Page excerpt |
[Start]
Living the Language

Many readers have asked how Ben Blair and I are handling language learning for ourselves. The answer: French is the language we both studied in high school, and a little in college too. So we do know a few words. And I have to say, Ben Blair can do amazing things with the little bit he knows. So far, I have seen him interact confidently at all sorts of stores, at the school, on the phone and with our neighbors. He is so daring!

But our little bits of French aren’t nearly enough, so we do have a plan. We are trying to hire a tutor who will come to our home and work with us Monday through Friday. Surprisingly, a tutor is proving hard to find, but I’m crossing my fingers it will happen this week. In the meantime, let’s all be inspired to learn a new language after watching this incredibly charming little video.

Originally seen on The Paper Dialogues. Thanks for the link, Khali.

34 thoughts on “Living the Language”

  1. Bonjour. What a lovely little movie. I studied Italian in Florence with EF. Sadly, my grasp of foreign languages is sooo poor! But still it was a fabulous place to study. Wishing you lots of fun and luck with the French. I found that just talking, whatever you say or how you say it, right or wrong, will give you the confidence to keep trying. The less you say, the more frightening it becomes. I still struggle with my Dutch every day here, but have stopped worrying about how awful it sounds or how many mistakes I’ve made – nothing disastrous has happened, yet!!

    1. Hello Victoria!
      I’m assuming that you are living in the Netherlands -which is where I am currently living as well! Dutch is no where near easy but the more you try the more comfortable (and confident) you will become and the more the Dutch will appreciate it. I can honestly say that I have now come to the point after living here for almost 6 yrs where I feel confident enough to give someone what for in Dutch if need be and that is only due to the fact that I kept it up even when they would continue in English to me. Don’t hesitate, keep up the good work!

  2. Love the video. We have new american families arrive in the neighbourhood every other year and those who are daring, and just try to speak the language no matter what always learned it fastest. We even had one couple who would talk it at home too all the time = their german is amazing!
[End]
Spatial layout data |
[Start]
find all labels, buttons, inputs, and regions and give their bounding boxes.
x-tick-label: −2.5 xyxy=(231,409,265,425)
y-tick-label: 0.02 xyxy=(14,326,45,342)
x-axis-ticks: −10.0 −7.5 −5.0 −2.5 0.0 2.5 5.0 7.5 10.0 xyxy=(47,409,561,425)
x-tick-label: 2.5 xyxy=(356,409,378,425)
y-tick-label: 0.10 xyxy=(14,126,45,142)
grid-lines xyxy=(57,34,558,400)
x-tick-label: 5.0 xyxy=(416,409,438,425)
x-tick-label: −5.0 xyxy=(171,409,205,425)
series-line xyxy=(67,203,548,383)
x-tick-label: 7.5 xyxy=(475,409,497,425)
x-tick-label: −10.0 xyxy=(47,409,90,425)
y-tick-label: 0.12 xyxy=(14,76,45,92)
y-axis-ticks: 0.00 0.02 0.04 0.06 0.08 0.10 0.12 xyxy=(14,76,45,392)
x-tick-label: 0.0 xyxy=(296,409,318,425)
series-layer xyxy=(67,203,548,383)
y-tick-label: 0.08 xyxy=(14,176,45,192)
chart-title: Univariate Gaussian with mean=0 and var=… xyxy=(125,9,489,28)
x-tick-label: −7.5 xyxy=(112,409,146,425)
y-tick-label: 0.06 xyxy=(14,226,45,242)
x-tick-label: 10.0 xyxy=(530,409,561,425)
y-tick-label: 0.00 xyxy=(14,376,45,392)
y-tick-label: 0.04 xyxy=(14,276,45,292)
[End]
Tasks |
A – Answer these about the language-learning post, one per line:
(i) Which language did the writer and Ben Blair both study in high school?
(ii) On which days of the week would the hoped-for tutor work with them?
(iii) Where did the first commenter study Italian?
B – Put everything in the records from the first line down to the line containing "y-tick-label: 0.12 xyxy=(14,76,45,92)" into a JSON list of strings, one string per line.

In response |
A –
(i) French
(ii) Monday through Friday
(iii) In Florence, with EF

B –
[
  "find all labels, buttons, inputs, and regions and give their bounding boxes.",
  "x-tick-label: −2.5 xyxy=(231,409,265,425)",
  "y-tick-label: 0.02 xyxy=(14,326,45,342)",
  "x-axis-ticks: −10.0 −7.5 −5.0 −2.5 0.0 2.5 5.0 7.5 10.0 xyxy=(47,409,561,425)",
  "x-tick-label: 2.5 xyxy=(356,409,378,425)",
  "y-tick-label: 0.10 xyxy=(14,126,45,142)",
  "grid-lines xyxy=(57,34,558,400)",
  "x-tick-label: 5.0 xyxy=(416,409,438,425)",
  "x-tick-label: −5.0 xyxy=(171,409,205,425)",
  "series-line xyxy=(67,203,548,383)",
  "x-tick-label: 7.5 xyxy=(475,409,497,425)",
  "x-tick-label: −10.0 xyxy=(47,409,90,425)",
  "y-tick-label: 0.12 xyxy=(14,76,45,92)"
]